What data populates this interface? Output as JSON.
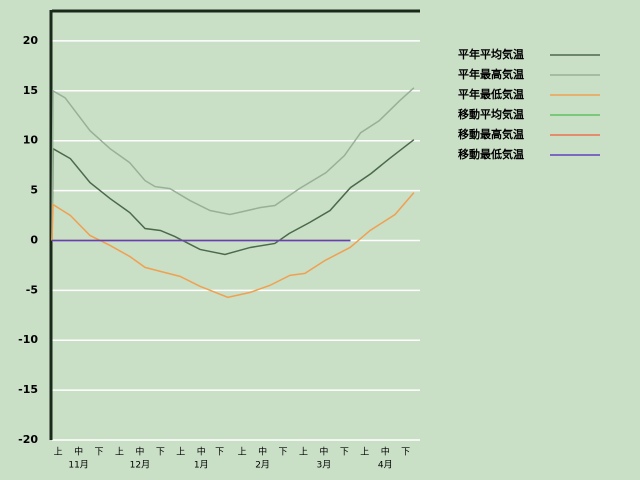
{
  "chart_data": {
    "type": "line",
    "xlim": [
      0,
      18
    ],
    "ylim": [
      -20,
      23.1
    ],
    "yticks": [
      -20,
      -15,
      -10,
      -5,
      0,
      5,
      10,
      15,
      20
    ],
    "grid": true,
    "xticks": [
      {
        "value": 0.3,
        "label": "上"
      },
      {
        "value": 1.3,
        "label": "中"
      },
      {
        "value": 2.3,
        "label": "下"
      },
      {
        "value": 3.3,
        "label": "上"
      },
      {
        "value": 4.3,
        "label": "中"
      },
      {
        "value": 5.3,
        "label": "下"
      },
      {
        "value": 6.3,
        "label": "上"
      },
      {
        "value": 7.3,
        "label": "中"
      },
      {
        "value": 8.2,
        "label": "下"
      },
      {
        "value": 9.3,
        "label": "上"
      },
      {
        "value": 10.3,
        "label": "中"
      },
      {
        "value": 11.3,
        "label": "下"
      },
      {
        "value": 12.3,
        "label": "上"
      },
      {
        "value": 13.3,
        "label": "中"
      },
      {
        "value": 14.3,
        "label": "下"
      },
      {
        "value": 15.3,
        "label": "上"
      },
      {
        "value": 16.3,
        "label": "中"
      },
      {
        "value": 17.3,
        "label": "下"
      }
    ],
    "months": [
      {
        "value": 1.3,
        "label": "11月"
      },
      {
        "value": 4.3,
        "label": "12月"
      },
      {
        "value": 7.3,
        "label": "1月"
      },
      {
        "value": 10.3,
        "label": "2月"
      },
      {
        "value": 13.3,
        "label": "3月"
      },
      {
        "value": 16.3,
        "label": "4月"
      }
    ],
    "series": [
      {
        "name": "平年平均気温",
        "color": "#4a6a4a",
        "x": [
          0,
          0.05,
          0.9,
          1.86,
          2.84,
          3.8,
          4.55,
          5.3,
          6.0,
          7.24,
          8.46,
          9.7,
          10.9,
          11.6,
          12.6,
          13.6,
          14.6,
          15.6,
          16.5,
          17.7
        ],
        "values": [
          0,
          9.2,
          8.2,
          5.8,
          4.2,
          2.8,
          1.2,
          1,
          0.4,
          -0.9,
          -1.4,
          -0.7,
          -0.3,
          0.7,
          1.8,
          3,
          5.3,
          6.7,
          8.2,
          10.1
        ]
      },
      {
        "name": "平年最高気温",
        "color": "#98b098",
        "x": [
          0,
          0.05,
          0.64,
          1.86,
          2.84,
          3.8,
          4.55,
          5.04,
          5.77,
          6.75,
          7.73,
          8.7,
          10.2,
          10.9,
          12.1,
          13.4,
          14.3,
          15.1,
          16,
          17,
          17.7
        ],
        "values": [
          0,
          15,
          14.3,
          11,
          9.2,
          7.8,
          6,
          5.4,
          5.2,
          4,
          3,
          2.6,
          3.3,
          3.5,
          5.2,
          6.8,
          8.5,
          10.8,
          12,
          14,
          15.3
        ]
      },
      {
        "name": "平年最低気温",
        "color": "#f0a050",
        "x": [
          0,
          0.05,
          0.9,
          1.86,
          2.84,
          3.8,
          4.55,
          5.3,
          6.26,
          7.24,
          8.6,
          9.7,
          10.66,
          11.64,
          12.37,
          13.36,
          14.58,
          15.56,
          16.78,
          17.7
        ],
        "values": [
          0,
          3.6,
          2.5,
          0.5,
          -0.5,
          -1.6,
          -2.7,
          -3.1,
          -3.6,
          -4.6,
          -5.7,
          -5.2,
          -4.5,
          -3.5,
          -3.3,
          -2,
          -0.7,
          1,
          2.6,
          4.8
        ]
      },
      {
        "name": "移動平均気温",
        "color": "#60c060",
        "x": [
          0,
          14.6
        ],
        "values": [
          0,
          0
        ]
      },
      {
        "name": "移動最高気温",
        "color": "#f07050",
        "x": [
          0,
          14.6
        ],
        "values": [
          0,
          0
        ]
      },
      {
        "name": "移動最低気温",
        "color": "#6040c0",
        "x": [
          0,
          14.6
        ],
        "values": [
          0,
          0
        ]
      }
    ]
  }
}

* * *

Examine the records and pull out every line where the string "color" occurs.

▶ Correct answer
        "color": "#4a6a4a",
        "color": "#98b098",
        "color": "#f0a050",
        "color": "#60c060",
        "color": "#f07050",
        "color": "#6040c0",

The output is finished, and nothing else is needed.